• _Direction_
Write out every record in full, exactly as written, please.
___ Supplied data ___
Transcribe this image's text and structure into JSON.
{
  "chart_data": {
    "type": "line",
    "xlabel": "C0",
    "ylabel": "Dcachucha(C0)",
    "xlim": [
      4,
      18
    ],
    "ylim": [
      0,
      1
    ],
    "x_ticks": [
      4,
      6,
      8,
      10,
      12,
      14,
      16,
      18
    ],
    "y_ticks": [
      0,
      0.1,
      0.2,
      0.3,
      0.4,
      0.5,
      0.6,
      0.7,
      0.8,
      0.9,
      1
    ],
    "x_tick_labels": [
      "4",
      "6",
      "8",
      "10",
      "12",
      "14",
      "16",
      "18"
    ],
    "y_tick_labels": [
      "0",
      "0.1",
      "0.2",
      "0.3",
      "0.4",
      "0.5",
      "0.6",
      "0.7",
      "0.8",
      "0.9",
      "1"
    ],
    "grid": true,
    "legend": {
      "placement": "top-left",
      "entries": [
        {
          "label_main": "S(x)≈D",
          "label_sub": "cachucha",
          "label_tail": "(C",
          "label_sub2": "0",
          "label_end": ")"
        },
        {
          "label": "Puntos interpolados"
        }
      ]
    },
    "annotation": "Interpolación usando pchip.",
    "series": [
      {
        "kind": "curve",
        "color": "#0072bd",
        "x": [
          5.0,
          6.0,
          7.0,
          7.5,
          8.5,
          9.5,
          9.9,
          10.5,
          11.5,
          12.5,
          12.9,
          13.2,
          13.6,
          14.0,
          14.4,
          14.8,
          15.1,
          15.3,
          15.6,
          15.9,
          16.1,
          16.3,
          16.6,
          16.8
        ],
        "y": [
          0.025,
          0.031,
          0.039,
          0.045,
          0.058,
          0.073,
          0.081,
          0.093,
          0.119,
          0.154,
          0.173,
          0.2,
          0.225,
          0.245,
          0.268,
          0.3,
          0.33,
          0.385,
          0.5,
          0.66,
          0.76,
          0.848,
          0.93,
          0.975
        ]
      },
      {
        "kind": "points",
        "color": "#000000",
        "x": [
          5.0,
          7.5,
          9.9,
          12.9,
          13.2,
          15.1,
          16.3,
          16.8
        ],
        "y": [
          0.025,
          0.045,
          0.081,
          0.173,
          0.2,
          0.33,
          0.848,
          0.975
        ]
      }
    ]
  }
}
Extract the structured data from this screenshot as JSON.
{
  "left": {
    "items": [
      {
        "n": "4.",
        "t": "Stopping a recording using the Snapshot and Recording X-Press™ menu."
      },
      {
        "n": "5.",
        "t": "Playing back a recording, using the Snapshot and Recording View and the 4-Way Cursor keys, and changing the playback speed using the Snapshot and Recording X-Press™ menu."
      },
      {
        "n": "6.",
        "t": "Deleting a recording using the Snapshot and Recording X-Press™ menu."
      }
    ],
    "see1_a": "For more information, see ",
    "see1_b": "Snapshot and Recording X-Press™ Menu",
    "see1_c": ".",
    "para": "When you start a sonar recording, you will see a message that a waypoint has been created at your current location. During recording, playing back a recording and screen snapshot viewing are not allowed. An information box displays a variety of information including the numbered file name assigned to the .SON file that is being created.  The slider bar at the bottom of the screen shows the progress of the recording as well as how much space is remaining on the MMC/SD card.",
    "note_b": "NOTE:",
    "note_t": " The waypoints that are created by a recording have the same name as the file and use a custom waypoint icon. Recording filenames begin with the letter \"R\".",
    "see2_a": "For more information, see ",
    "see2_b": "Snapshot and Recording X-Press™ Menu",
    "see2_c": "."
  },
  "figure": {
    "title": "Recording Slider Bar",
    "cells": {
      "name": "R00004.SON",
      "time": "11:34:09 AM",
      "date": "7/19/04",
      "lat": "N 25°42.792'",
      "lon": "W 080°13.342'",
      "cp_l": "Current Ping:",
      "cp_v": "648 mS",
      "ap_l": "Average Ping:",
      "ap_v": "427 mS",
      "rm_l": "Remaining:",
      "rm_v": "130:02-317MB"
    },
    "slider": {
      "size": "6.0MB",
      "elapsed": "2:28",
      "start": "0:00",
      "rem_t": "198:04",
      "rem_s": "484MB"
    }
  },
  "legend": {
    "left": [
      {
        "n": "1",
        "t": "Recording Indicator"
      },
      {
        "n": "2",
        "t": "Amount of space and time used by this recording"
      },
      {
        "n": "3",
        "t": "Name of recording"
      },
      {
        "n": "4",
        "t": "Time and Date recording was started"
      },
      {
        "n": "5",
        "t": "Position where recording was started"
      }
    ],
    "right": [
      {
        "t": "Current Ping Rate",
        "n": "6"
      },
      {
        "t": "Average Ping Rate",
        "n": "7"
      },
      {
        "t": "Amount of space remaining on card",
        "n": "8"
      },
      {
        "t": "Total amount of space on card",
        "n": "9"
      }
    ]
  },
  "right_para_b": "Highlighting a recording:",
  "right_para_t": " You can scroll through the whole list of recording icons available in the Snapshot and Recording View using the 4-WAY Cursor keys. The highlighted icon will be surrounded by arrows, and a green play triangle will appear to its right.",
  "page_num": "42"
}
___
• _Result_
Transcribe this image's text and structure into JSON.
{
  "chart_data": {
    "type": "line",
    "xlabel": "C0",
    "ylabel": "Dcachucha(C0)",
    "xlim": [
      4,
      18
    ],
    "ylim": [
      0,
      1
    ],
    "x_ticks": [
      4,
      6,
      8,
      10,
      12,
      14,
      16,
      18
    ],
    "y_ticks": [
      0,
      0.1,
      0.2,
      0.3,
      0.4,
      0.5,
      0.6,
      0.7,
      0.8,
      0.9,
      1
    ],
    "x_tick_labels": [
      "4",
      "6",
      "8",
      "10",
      "12",
      "14",
      "16",
      "18"
    ],
    "y_tick_labels": [
      "0",
      "0.1",
      "0.2",
      "0.3",
      "0.4",
      "0.5",
      "0.6",
      "0.7",
      "0.8",
      "0.9",
      "1"
    ],
    "grid": true,
    "legend": {
      "placement": "top-left",
      "entries": [
        {
          "label_main": "S(x)≈D",
          "label_sub": "cachucha",
          "label_tail": "(C",
          "label_sub2": "0",
          "label_end": ")"
        },
        {
          "label": "Puntos interpolados"
        }
      ]
    },
    "annotation": "Interpolación usando pchip.",
    "series": [
      {
        "kind": "curve",
        "color": "#0072bd",
        "x": [
          5.0,
          6.0,
          7.0,
          7.5,
          8.5,
          9.5,
          9.9,
          10.5,
          11.5,
          12.5,
          12.9,
          13.2,
          13.6,
          14.0,
          14.4,
          14.8,
          15.1,
          15.3,
          15.6,
          15.9,
          16.1,
          16.3,
          16.6,
          16.8
        ],
        "y": [
          0.025,
          0.031,
          0.039,
          0.045,
          0.058,
          0.073,
          0.081,
          0.093,
          0.119,
          0.154,
          0.173,
          0.2,
          0.225,
          0.245,
          0.268,
          0.3,
          0.33,
          0.385,
          0.5,
          0.66,
          0.76,
          0.848,
          0.93,
          0.975
        ]
      },
      {
        "kind": "points",
        "color": "#000000",
        "x": [
          5.0,
          7.5,
          9.9,
          12.9,
          13.2,
          15.1,
          16.3,
          16.8
        ],
        "y": [
          0.025,
          0.045,
          0.081,
          0.173,
          0.2,
          0.33,
          0.848,
          0.975
        ]
      }
    ]
  }
}
Extract the structured data from this screenshot as JSON.
{
  "left": {
    "items": [
      {
        "n": "4.",
        "t": "Stopping a recording using the Snapshot and Recording X-Press™ menu."
      },
      {
        "n": "5.",
        "t": "Playing back a recording, using the Snapshot and Recording View and the 4-Way Cursor keys, and changing the playback speed using the Snapshot and Recording X-Press™ menu."
      },
      {
        "n": "6.",
        "t": "Deleting a recording using the Snapshot and Recording X-Press™ menu."
      }
    ],
    "see1_a": "For more information, see ",
    "see1_b": "Snapshot and Recording X-Press™ Menu",
    "see1_c": ".",
    "para": "When you start a sonar recording, you will see a message that a waypoint has been created at your current location. During recording, playing back a recording and screen snapshot viewing are not allowed. An information box displays a variety of information including the numbered file name assigned to the .SON file that is being created.  The slider bar at the bottom of the screen shows the progress of the recording as well as how much space is remaining on the MMC/SD card.",
    "note_b": "NOTE:",
    "note_t": " The waypoints that are created by a recording have the same name as the file and use a custom waypoint icon. Recording filenames begin with the letter \"R\".",
    "see2_a": "For more information, see ",
    "see2_b": "Snapshot and Recording X-Press™ Menu",
    "see2_c": "."
  },
  "figure": {
    "title": "Recording Slider Bar",
    "cells": {
      "name": "R00004.SON",
      "time": "11:34:09 AM",
      "date": "7/19/04",
      "lat": "N 25°42.792'",
      "lon": "W 080°13.342'",
      "cp_l": "Current Ping:",
      "cp_v": "648 mS",
      "ap_l": "Average Ping:",
      "ap_v": "427 mS",
      "rm_l": "Remaining:",
      "rm_v": "130:02-317MB"
    },
    "slider": {
      "size": "6.0MB",
      "elapsed": "2:28",
      "start": "0:00",
      "rem_t": "198:04",
      "rem_s": "484MB"
    }
  },
  "legend": {
    "left": [
      {
        "n": "1",
        "t": "Recording Indicator"
      },
      {
        "n": "2",
        "t": "Amount of space and time used by this recording"
      },
      {
        "n": "3",
        "t": "Name of recording"
      },
      {
        "n": "4",
        "t": "Time and Date recording was started"
      },
      {
        "n": "5",
        "t": "Position where recording was started"
      }
    ],
    "right": [
      {
        "t": "Current Ping Rate",
        "n": "6"
      },
      {
        "t": "Average Ping Rate",
        "n": "7"
      },
      {
        "t": "Amount of space remaining on card",
        "n": "8"
      },
      {
        "t": "Total amount of space on card",
        "n": "9"
      }
    ]
  },
  "right_para_b": "Highlighting a recording:",
  "right_para_t": " You can scroll through the whole list of recording icons available in the Snapshot and Recording View using the 4-WAY Cursor keys. The highlighted icon will be surrounded by arrows, and a green play triangle will appear to its right.",
  "page_num": "42"
}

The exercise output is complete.